LISTING
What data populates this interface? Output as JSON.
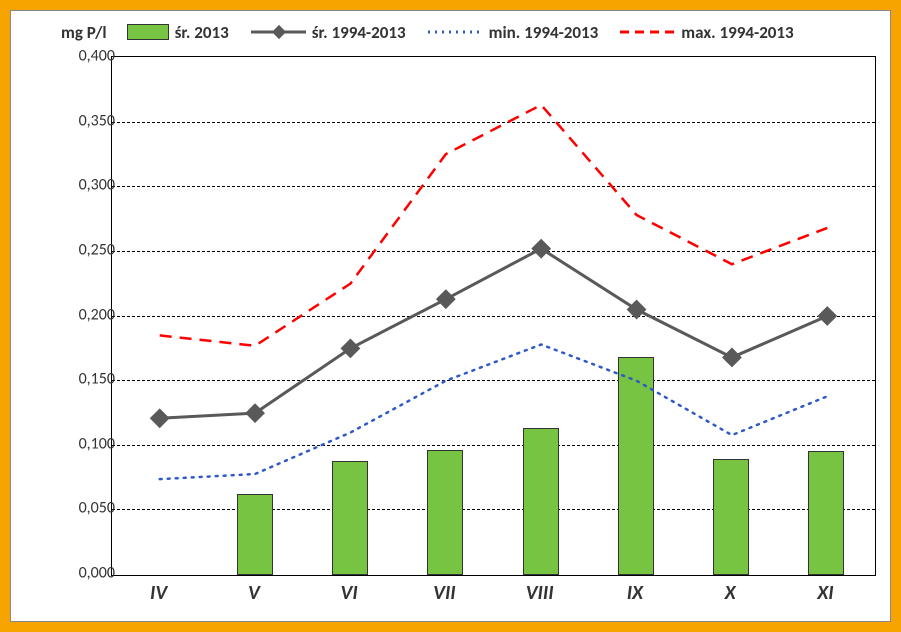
{
  "chart": {
    "type": "bar+lines",
    "background_color": "#ffffff",
    "frame_color": "#f7a400",
    "plot_border_color": "#000000",
    "grid_color": "#000000",
    "ylabel": "mg P/l",
    "ylabel_fontsize": 17,
    "ylim": [
      0.0,
      0.4
    ],
    "ytick_step": 0.05,
    "yticks": [
      "0,000",
      "0,050",
      "0,100",
      "0,150",
      "0,200",
      "0,250",
      "0,300",
      "0,350",
      "0,400"
    ],
    "categories": [
      "IV",
      "V",
      "VI",
      "VII",
      "VIII",
      "IX",
      "X",
      "XI"
    ],
    "xtick_fontsize": 20,
    "ytick_fontsize": 16,
    "legend": {
      "items": [
        {
          "key": "bar2013",
          "label": "śr. 2013",
          "type": "bar",
          "color": "#77c342"
        },
        {
          "key": "avg",
          "label": "śr. 1994-2013",
          "type": "line-marker",
          "color": "#595959"
        },
        {
          "key": "min",
          "label": "min. 1994-2013",
          "type": "line-dotted",
          "color": "#2f5ac7"
        },
        {
          "key": "max",
          "label": "max. 1994-2013",
          "type": "line-dashed",
          "color": "#ff0000"
        }
      ]
    },
    "series": {
      "bar2013": {
        "label": "śr. 2013",
        "color": "#77c342",
        "border_color": "#333333",
        "bar_width_fraction": 0.38,
        "values": [
          null,
          0.063,
          0.088,
          0.097,
          0.114,
          0.169,
          0.09,
          0.096
        ]
      },
      "avg": {
        "label": "śr. 1994-2013",
        "color": "#595959",
        "line_width": 3,
        "marker": "diamond",
        "marker_size": 7,
        "values": [
          0.121,
          0.125,
          0.175,
          0.213,
          0.252,
          0.205,
          0.168,
          0.2
        ]
      },
      "min": {
        "label": "min. 1994-2013",
        "color": "#2f5ac7",
        "line_width": 2.5,
        "dash": "dotted",
        "values": [
          0.074,
          0.078,
          0.11,
          0.15,
          0.178,
          0.15,
          0.108,
          0.138
        ]
      },
      "max": {
        "label": "max. 1994-2013",
        "color": "#ff0000",
        "line_width": 2.5,
        "dash": "dashed",
        "values": [
          0.185,
          0.177,
          0.225,
          0.325,
          0.363,
          0.278,
          0.24,
          0.268
        ]
      }
    }
  }
}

EXERCISE REQUIREMENTS
Print all entries exactly. The images do not belong in the copy.

SOLUTION TO THIS TASK
What data populates this interface? Output as JSON.
{
  "chart": {
    "type": "bar+lines",
    "background_color": "#ffffff",
    "frame_color": "#f7a400",
    "plot_border_color": "#000000",
    "grid_color": "#000000",
    "ylabel": "mg P/l",
    "ylabel_fontsize": 17,
    "ylim": [
      0.0,
      0.4
    ],
    "ytick_step": 0.05,
    "yticks": [
      "0,000",
      "0,050",
      "0,100",
      "0,150",
      "0,200",
      "0,250",
      "0,300",
      "0,350",
      "0,400"
    ],
    "categories": [
      "IV",
      "V",
      "VI",
      "VII",
      "VIII",
      "IX",
      "X",
      "XI"
    ],
    "xtick_fontsize": 20,
    "ytick_fontsize": 16,
    "legend": {
      "items": [
        {
          "key": "bar2013",
          "label": "śr. 2013",
          "type": "bar",
          "color": "#77c342"
        },
        {
          "key": "avg",
          "label": "śr. 1994-2013",
          "type": "line-marker",
          "color": "#595959"
        },
        {
          "key": "min",
          "label": "min. 1994-2013",
          "type": "line-dotted",
          "color": "#2f5ac7"
        },
        {
          "key": "max",
          "label": "max. 1994-2013",
          "type": "line-dashed",
          "color": "#ff0000"
        }
      ]
    },
    "series": {
      "bar2013": {
        "label": "śr. 2013",
        "color": "#77c342",
        "border_color": "#333333",
        "bar_width_fraction": 0.38,
        "values": [
          null,
          0.063,
          0.088,
          0.097,
          0.114,
          0.169,
          0.09,
          0.096
        ]
      },
      "avg": {
        "label": "śr. 1994-2013",
        "color": "#595959",
        "line_width": 3,
        "marker": "diamond",
        "marker_size": 7,
        "values": [
          0.121,
          0.125,
          0.175,
          0.213,
          0.252,
          0.205,
          0.168,
          0.2
        ]
      },
      "min": {
        "label": "min. 1994-2013",
        "color": "#2f5ac7",
        "line_width": 2.5,
        "dash": "dotted",
        "values": [
          0.074,
          0.078,
          0.11,
          0.15,
          0.178,
          0.15,
          0.108,
          0.138
        ]
      },
      "max": {
        "label": "max. 1994-2013",
        "color": "#ff0000",
        "line_width": 2.5,
        "dash": "dashed",
        "values": [
          0.185,
          0.177,
          0.225,
          0.325,
          0.363,
          0.278,
          0.24,
          0.268
        ]
      }
    }
  }
}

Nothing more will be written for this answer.